**What is being asked:** Within the data below, state how many lines contain the string "自我介绍". Provide the number only.

**Exercise data:**
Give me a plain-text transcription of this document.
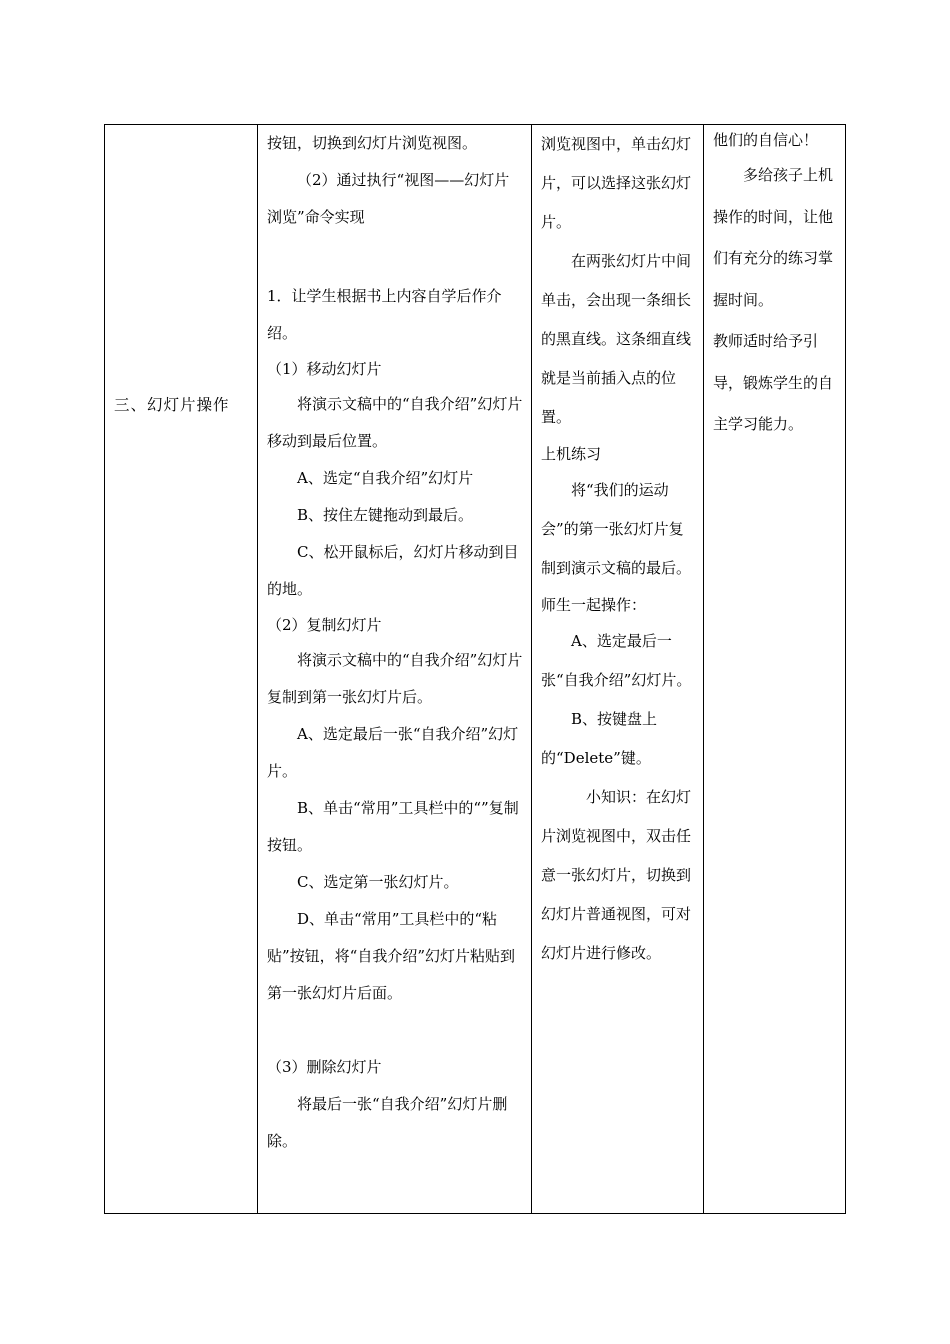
三、幻灯片操作

按钮，切换到幻灯片浏览视图。

（2）通过执行“视图——幻灯片浏览”命令实现

1．让学生根据书上内容自学后作介绍。

（1）移动幻灯片

将演示文稿中的“自我介绍”幻灯片移动到最后位置。

A、选定“自我介绍”幻灯片

B、按住左键拖动到最后。

C、松开鼠标后，幻灯片移动到目的地。

（2）复制幻灯片

将演示文稿中的“自我介绍”幻灯片复制到第一张幻灯片后。

A、选定最后一张“自我介绍”幻灯片。

B、单击“常用”工具栏中的“”复制按钮。

C、选定第一张幻灯片。

D、单击“常用”工具栏中的“粘贴”按钮，将“自我介绍”幻灯片粘贴到第一张幻灯片后面。

（3）删除幻灯片

将最后一张“自我介绍”幻灯片删除。

浏览视图中，单击幻灯片，可以选择这张幻灯片。

在两张幻灯片中间单击，会出现一条细长的黑直线。这条细直线就是当前插入点的位置。

上机练习

将“我们的运动会”的第一张幻灯片复制到演示文稿的最后。

师生一起操作：

A、选定最后一张“自我介绍”幻灯片。

B、按键盘上的“Delete”键。

小知识：在幻灯片浏览视图中，双击任意一张幻灯片，切换到幻灯片普通视图，可对幻灯片进行修改。

他们的自信心！

多给孩子上机操作的时间，让他们有充分的练习掌握时间。

教师适时给予引导，锻炼学生的自主学习能力。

**Exercise answer:** 7